__Task to complete__
Reproduce all lines of the listing below in which the word "Original" occurs.

- - -

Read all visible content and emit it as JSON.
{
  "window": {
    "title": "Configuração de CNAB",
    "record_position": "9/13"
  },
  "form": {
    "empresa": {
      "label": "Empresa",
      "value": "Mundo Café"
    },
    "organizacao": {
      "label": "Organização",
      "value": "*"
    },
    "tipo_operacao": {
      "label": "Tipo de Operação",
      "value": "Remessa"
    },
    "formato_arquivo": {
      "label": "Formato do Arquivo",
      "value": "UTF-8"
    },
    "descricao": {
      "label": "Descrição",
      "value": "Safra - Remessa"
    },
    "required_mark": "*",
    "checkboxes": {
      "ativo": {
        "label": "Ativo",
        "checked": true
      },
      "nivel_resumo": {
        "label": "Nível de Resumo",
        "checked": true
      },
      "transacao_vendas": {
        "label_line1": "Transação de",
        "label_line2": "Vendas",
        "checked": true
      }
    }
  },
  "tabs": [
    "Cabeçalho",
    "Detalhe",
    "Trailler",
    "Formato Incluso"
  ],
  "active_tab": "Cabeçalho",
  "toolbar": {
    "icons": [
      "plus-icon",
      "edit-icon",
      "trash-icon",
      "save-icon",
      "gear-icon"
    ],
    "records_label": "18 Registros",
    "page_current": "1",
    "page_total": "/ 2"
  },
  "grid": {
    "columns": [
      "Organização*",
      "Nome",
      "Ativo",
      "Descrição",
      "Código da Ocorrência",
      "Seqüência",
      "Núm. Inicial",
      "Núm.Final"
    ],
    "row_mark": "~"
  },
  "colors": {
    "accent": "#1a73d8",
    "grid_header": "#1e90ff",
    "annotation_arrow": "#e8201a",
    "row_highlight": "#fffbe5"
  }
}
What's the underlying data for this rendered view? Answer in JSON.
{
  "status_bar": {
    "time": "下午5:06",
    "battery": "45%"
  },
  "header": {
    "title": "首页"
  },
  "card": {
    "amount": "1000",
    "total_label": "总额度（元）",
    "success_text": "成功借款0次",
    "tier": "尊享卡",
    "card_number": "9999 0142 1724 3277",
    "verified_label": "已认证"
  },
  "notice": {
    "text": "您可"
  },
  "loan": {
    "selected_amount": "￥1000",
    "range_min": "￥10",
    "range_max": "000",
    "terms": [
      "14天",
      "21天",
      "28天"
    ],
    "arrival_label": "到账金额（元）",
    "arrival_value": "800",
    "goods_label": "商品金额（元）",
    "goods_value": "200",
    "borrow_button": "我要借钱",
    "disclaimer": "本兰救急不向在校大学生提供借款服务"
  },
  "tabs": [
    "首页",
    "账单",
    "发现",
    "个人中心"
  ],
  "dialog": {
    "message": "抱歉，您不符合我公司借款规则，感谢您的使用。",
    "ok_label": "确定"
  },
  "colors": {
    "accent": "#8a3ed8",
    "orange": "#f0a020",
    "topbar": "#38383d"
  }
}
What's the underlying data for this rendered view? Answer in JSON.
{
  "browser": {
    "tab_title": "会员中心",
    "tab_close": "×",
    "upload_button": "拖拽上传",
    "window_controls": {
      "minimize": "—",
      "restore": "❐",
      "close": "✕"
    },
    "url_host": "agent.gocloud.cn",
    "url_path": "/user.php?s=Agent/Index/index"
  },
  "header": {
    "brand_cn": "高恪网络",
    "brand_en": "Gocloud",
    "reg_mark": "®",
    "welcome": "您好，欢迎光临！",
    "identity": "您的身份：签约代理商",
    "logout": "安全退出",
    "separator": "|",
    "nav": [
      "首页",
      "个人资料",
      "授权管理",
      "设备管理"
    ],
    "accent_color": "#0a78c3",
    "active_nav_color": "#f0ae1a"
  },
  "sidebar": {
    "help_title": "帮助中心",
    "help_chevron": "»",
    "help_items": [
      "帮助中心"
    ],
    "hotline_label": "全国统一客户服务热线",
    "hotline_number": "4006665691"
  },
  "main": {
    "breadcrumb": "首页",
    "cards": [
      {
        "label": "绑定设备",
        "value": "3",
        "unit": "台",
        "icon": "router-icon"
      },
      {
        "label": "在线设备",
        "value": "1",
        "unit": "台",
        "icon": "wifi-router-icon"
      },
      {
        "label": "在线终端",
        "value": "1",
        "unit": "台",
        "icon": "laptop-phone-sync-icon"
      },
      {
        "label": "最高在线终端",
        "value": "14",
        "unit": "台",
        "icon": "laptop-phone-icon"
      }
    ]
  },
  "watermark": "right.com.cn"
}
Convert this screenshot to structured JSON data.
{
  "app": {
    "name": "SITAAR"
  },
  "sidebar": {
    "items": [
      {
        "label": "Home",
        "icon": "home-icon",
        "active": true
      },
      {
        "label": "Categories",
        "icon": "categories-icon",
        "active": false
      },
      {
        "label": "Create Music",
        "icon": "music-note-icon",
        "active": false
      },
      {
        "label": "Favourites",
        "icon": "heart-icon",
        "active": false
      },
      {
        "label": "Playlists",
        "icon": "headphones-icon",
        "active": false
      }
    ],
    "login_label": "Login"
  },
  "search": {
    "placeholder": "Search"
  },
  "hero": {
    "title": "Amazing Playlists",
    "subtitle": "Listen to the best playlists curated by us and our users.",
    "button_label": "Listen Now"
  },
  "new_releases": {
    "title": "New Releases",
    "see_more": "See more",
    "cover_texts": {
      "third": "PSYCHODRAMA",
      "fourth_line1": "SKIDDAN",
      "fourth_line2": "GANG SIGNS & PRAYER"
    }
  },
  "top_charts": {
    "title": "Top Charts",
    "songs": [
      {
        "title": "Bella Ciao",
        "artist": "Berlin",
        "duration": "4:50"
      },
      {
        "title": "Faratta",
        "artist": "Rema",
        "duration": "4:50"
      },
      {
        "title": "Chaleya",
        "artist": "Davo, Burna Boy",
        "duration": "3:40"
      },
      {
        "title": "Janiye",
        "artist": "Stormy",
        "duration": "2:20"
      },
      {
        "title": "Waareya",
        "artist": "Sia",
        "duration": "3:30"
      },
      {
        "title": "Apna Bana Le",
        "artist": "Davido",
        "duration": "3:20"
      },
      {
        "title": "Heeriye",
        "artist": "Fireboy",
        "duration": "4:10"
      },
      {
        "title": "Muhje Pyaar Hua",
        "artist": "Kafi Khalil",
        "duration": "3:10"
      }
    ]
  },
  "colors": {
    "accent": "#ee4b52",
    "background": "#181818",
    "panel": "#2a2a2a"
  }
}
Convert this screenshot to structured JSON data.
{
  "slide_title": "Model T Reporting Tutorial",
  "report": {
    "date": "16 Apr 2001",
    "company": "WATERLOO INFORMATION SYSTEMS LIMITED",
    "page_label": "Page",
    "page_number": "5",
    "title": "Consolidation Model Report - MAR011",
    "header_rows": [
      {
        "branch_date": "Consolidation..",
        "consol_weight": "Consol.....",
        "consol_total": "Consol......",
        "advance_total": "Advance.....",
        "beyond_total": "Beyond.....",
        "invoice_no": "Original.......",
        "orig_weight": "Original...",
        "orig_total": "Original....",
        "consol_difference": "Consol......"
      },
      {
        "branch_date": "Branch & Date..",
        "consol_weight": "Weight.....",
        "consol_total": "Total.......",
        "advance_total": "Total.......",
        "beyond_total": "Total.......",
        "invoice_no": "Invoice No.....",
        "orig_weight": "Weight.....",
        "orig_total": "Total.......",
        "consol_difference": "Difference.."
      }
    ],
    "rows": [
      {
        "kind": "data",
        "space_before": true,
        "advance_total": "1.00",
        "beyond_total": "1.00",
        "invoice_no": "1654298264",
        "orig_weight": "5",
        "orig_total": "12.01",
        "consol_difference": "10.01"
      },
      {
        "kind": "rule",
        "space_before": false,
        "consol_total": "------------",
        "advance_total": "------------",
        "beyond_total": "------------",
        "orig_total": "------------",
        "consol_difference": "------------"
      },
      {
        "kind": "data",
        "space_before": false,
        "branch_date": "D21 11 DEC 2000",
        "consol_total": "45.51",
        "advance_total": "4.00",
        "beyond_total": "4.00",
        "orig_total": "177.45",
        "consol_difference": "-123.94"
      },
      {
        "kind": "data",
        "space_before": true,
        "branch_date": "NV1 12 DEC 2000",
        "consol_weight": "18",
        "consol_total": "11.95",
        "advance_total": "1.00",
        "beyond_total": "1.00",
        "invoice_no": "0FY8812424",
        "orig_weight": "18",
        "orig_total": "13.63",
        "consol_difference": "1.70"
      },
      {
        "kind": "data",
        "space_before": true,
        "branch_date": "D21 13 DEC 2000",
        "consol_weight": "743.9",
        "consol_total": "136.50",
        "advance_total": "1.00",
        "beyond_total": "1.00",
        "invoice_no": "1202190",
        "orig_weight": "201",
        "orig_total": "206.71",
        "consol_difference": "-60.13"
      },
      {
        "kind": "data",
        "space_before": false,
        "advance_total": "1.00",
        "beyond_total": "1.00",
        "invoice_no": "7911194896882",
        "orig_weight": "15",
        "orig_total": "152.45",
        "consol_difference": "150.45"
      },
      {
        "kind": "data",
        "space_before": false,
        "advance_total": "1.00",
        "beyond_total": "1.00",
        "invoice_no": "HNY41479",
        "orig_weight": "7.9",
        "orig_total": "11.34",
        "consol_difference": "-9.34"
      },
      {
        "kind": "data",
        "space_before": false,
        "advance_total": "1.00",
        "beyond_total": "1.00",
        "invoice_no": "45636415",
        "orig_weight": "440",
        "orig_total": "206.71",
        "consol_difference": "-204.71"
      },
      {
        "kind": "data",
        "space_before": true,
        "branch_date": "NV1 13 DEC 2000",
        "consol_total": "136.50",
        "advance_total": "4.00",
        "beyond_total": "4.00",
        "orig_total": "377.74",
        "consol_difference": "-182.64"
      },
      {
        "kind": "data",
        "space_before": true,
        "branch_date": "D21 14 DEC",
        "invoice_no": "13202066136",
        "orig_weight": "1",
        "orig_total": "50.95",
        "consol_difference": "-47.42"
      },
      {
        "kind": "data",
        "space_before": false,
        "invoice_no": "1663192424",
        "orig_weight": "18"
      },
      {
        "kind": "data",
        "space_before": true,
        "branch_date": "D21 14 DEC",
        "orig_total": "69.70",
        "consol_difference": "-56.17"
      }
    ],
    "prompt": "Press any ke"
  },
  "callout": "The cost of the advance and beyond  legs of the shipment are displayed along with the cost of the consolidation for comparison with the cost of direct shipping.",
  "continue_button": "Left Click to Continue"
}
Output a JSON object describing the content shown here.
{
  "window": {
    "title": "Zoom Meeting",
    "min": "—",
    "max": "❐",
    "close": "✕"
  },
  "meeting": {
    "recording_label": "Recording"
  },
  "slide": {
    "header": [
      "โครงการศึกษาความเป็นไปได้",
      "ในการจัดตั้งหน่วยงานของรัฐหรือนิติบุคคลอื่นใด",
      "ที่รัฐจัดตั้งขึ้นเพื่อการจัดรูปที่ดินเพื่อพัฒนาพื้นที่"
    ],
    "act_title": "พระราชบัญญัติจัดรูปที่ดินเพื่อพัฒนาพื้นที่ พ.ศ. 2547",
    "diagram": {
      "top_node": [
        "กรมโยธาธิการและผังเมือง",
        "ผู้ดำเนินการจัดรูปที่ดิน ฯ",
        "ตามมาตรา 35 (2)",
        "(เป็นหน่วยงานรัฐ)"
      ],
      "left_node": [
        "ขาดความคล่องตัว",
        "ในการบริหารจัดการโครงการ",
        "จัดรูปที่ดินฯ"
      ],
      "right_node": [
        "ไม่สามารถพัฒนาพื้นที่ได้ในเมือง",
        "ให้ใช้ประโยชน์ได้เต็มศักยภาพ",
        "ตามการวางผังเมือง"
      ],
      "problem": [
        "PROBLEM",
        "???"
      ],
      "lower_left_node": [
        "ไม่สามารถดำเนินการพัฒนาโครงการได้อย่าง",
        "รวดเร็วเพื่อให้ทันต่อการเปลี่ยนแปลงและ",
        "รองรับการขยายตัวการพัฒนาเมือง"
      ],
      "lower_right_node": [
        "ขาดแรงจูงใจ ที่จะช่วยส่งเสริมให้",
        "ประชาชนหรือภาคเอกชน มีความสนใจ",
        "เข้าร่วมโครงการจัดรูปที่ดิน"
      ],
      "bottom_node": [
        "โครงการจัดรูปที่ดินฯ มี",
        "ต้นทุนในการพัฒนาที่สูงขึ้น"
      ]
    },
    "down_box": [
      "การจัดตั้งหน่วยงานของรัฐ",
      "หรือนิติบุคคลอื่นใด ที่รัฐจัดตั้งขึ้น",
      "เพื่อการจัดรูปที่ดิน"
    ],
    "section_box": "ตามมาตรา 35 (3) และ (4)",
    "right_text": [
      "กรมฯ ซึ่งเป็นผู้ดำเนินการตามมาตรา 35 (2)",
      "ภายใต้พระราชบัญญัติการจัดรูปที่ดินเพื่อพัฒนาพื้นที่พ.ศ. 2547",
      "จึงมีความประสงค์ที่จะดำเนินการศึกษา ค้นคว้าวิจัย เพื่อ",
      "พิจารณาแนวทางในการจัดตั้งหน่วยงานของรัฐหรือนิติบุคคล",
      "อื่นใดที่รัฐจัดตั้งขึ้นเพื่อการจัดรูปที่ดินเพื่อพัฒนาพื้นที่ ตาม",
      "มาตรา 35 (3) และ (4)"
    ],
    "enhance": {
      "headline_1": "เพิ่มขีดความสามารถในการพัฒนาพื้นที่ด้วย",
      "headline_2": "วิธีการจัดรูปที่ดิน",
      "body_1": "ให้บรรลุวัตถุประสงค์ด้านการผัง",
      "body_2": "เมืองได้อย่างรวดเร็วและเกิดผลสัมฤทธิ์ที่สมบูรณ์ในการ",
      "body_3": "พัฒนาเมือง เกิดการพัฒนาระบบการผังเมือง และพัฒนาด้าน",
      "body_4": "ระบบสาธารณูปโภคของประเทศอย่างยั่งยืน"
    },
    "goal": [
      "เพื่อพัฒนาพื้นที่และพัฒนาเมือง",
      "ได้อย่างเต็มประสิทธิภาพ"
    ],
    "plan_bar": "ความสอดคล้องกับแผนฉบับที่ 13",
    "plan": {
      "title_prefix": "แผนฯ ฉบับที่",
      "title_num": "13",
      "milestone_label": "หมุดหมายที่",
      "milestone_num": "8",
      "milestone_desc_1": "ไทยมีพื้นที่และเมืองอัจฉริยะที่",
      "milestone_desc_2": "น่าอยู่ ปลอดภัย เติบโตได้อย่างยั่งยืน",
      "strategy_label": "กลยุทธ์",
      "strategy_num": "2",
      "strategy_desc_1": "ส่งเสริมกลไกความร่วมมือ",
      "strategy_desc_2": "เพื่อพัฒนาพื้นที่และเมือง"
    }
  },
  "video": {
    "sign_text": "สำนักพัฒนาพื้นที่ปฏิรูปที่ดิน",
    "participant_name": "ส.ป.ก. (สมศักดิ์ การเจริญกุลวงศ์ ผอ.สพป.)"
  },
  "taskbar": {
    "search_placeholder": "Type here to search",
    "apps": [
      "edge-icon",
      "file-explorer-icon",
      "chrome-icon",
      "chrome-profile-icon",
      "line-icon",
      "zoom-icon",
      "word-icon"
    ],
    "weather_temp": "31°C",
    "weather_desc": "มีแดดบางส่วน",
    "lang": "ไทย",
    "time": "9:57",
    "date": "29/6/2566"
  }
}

- - -

__Correct answer__
        "invoice_no": "Original.......",
        "orig_weight": "Original...",
        "orig_total": "Original....",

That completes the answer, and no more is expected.